[Recorded data]

★ ★ ★ ★

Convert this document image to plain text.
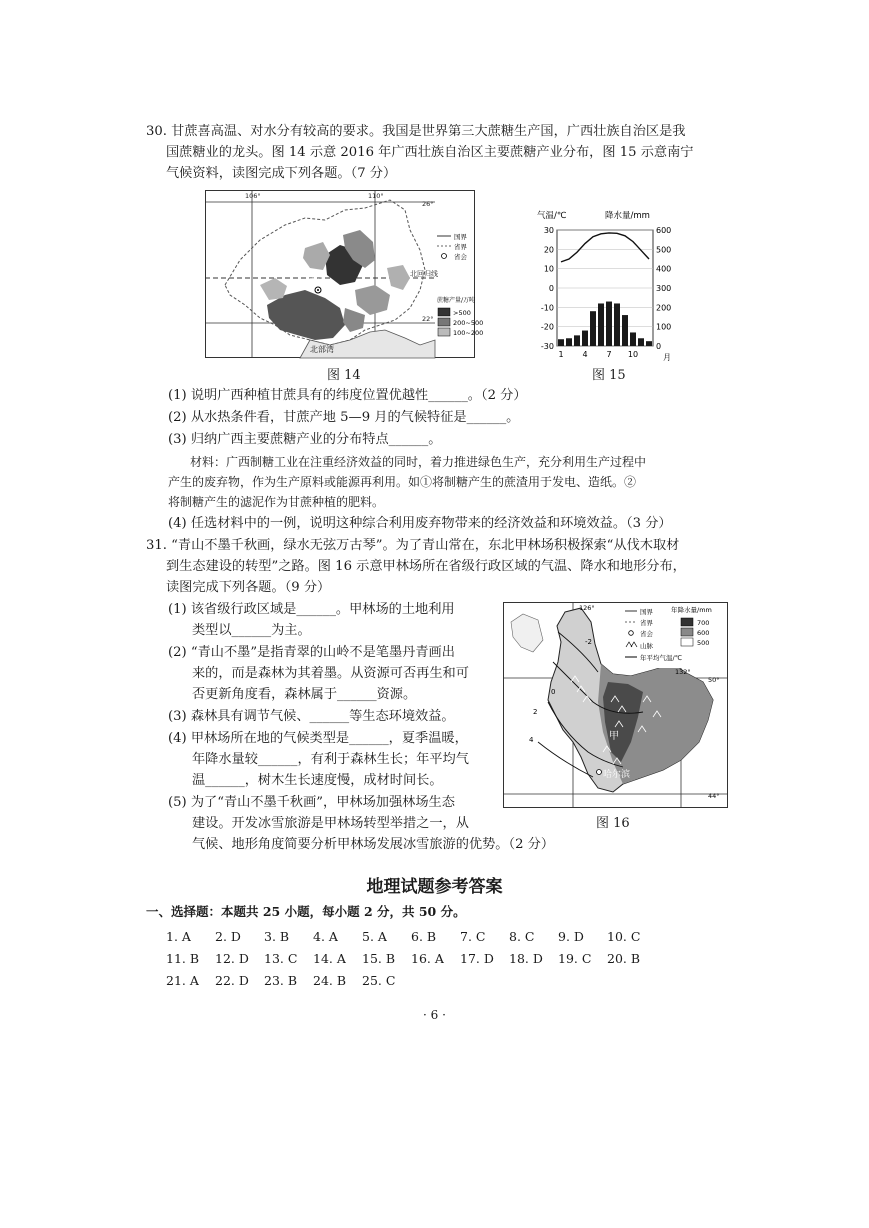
30. 甘蔗喜高温、对水分有较高的要求。我国是世界第三大蔗糖生产国，广西壮族自治区是我
国蔗糖业的龙头。图 14 示意 2016 年广西壮族自治区主要蔗糖产业分布，图 15 示意南宁
气候资料，读图完成下列各题。（7 分）
南宁
北部湾
106°	110°
26°
22°
北回归线
国界
省界
省会
蔗糖产量/万吨
>500
200~500
100~200
图 14
气温/℃	降水量/mm
30	600
20	500
10	400
0	300
-10	200
-20	100
-30	0
1 4 7 10	月
图 15
(1) 说明广西种植甘蔗具有的纬度位置优越性______。（2 分）
(2) 从水热条件看，甘蔗产地 5—9 月的气候特征是______。
(3) 归纳广西主要蔗糖产业的分布特点______。
材料：广西制糖工业在注重经济效益的同时，着力推进绿色生产，充分利用生产过程中
产生的废弃物，作为生产原料或能源再利用。如①将制糖产生的蔗渣用于发电、造纸。②
将制糖产生的滤泥作为甘蔗种植的肥料。
(4) 任选材料中的一例，说明这种综合利用废弃物带来的经济效益和环境效益。（3 分）
31. “青山不墨千秋画，绿水无弦万古琴”。为了青山常在，东北甲林场积极探索“从伐木取材
到生态建设的转型”之路。图 16 示意甲林场所在省级行政区域的气温、降水和地形分布，
读图完成下列各题。（9 分）
(1) 该省级行政区域是______。甲林场的土地利用
类型以______为主。
(2) “青山不墨”是指青翠的山岭不是笔墨丹青画出
来的，而是森林为其着墨。从资源可否再生和可
否更新角度看，森林属于______资源。
(3) 森林具有调节气候、______等生态环境效益。
(4) 甲林场所在地的气候类型是______，夏季温暖，
年降水量较______，有利于森林生长；年平均气
温______，树木生长速度慢，成材时间长。
(5) 为了“青山不墨千秋画”，甲林场加强林场生态
建设。开发冰雪旅游是甲林场转型举措之一，从
气候、地形角度简要分析甲林场发展冰雪旅游的优势。（2 分）
哈尔滨
甲
126°
132°
50°
44°
-2
0
2
4
国界
省界
省会
山脉
年平均气温/℃
年降水量/mm
700
600
500
图 16
地理试题参考答案
一、选择题：本题共 25 小题，每小题 2 分，共 50 分。
1. A	2. D	3. B	4. A	5. A	6. B	7. C	8. C	9. D	10. C
11. B	12. D	13. C	14. A	15. B	16. A	17. D	18. D	19. C	20. B
21. A	22. D	23. B	24. B	25. C
· 6 ·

★ ★ ★ ★

### Short problem
Locate all lines in the listing above with the word "青山不墨千秋画". Copy them.

### Worked solution
31. “青山不墨千秋画，绿水无弦万古琴”。为了青山常在，东北甲林场积极探索“从伐木取材
(5) 为了“青山不墨千秋画”，甲林场加强林场生态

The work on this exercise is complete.